### Data items
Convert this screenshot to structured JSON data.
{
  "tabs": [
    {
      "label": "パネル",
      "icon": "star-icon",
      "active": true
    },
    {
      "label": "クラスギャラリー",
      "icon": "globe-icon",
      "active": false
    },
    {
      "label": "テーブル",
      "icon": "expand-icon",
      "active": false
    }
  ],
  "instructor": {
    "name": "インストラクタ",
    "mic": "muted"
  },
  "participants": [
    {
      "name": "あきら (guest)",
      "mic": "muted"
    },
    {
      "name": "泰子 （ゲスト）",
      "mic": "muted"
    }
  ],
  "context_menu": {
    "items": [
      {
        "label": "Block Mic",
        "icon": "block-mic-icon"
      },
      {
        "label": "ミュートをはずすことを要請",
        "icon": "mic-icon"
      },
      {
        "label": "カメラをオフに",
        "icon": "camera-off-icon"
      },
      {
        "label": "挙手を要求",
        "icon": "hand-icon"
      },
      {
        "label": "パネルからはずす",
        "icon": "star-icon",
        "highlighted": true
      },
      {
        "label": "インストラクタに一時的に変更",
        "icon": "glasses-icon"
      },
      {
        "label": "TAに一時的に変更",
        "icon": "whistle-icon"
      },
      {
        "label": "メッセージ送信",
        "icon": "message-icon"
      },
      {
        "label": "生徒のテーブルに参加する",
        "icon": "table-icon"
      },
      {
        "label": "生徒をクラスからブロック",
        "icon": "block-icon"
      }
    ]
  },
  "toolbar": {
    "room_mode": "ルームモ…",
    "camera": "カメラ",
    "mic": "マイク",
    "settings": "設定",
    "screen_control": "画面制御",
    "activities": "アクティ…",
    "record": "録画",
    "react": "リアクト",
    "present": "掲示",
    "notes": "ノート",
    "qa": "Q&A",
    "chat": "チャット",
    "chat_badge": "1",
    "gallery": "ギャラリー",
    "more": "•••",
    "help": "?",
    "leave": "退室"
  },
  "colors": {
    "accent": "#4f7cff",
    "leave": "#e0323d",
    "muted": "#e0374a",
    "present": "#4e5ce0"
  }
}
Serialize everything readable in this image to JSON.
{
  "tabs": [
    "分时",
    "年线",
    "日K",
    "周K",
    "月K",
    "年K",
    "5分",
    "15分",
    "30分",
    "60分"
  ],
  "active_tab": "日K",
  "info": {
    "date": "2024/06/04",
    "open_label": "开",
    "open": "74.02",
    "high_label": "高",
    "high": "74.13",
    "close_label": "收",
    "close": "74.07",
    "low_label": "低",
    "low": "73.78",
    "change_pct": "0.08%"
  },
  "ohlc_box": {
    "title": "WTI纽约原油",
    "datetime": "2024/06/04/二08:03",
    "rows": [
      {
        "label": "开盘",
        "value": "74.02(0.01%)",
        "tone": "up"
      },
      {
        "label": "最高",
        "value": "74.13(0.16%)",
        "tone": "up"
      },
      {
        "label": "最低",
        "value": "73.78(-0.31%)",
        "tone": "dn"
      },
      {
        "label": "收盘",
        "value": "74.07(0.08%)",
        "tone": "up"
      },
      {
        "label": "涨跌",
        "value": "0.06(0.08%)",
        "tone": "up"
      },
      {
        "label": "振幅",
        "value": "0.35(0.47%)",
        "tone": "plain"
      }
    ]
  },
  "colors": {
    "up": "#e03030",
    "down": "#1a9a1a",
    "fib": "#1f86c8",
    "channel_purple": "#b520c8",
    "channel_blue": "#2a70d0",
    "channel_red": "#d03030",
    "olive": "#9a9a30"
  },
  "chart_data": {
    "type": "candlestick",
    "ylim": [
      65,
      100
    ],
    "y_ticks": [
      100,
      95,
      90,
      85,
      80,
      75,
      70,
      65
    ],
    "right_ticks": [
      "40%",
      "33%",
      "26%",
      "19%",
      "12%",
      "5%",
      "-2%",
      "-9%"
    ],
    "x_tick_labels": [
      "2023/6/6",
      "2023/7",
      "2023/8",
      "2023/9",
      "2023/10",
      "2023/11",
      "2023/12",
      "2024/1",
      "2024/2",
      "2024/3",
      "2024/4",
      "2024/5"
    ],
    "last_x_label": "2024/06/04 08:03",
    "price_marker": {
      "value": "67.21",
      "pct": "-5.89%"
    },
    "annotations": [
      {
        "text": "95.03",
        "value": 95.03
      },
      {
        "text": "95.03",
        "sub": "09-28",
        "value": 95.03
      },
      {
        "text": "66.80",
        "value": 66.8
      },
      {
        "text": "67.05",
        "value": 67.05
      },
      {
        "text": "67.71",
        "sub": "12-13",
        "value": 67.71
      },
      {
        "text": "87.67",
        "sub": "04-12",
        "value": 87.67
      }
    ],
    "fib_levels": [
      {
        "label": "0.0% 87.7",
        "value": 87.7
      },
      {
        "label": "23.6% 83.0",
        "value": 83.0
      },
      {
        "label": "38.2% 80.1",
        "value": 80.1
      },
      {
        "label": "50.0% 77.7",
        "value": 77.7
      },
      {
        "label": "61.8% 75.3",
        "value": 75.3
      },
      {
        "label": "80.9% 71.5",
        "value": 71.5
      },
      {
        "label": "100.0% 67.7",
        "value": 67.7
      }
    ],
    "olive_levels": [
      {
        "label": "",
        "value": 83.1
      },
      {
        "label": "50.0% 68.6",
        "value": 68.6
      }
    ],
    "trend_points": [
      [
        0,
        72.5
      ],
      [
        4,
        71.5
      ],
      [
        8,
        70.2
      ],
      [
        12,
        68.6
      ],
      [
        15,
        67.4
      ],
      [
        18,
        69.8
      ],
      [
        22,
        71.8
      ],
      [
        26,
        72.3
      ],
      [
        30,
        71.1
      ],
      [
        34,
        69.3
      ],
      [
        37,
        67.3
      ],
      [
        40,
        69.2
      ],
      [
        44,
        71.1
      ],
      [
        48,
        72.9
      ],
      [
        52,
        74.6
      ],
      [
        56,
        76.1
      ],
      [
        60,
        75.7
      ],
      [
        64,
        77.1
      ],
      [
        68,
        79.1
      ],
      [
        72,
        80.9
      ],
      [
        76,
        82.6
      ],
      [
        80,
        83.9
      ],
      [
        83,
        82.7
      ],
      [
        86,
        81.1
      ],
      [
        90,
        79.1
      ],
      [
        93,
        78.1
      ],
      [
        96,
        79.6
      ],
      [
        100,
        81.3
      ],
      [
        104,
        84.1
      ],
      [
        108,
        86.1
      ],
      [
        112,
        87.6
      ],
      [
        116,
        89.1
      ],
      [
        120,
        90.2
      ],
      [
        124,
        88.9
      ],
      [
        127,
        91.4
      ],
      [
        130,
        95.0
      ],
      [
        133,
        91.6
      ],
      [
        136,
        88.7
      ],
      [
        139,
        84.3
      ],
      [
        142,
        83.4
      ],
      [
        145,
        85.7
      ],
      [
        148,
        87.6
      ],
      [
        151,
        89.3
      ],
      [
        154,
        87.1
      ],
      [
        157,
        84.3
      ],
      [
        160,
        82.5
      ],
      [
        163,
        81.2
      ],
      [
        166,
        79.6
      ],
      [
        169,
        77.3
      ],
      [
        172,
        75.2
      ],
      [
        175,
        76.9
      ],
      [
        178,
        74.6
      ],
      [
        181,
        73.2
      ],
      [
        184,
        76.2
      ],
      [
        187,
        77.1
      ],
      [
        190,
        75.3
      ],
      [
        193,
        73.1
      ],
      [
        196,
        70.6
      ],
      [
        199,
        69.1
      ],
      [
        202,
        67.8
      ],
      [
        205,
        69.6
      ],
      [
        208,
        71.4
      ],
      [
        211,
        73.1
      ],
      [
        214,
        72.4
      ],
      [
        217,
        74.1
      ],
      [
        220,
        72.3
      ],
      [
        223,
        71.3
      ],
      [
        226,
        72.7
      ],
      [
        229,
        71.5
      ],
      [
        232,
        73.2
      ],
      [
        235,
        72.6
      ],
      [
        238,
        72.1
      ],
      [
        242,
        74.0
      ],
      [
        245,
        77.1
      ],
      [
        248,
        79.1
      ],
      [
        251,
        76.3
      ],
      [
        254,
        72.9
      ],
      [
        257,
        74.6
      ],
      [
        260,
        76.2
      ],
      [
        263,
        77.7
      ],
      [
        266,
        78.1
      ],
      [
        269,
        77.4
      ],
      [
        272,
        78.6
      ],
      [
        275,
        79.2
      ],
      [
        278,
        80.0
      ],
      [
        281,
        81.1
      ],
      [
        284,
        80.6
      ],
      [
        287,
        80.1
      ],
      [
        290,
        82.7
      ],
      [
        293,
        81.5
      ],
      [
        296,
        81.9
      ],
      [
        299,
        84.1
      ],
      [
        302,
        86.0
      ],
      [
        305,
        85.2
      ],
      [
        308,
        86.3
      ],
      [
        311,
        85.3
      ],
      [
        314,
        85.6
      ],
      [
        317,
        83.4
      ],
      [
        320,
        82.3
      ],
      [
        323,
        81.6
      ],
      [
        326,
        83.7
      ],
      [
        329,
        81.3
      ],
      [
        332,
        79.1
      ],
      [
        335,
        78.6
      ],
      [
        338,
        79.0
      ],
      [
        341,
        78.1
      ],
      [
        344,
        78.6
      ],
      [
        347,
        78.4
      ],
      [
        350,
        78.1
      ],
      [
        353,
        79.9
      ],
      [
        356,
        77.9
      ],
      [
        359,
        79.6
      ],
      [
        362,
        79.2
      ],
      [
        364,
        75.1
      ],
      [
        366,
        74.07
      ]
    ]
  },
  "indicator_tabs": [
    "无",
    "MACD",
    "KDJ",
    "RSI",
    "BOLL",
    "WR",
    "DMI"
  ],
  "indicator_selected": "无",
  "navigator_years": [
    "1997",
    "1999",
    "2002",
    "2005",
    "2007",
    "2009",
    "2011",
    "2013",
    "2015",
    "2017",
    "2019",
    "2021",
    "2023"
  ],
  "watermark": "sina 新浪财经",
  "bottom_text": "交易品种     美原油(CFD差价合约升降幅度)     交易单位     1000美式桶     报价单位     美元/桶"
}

### REQUIRED WORK
Look for lines containing the string "this" and copy them all.

### WORKED ANSWER
Convert this screenshot to structured JSON data.
Serialize everything readable in this image to JSON.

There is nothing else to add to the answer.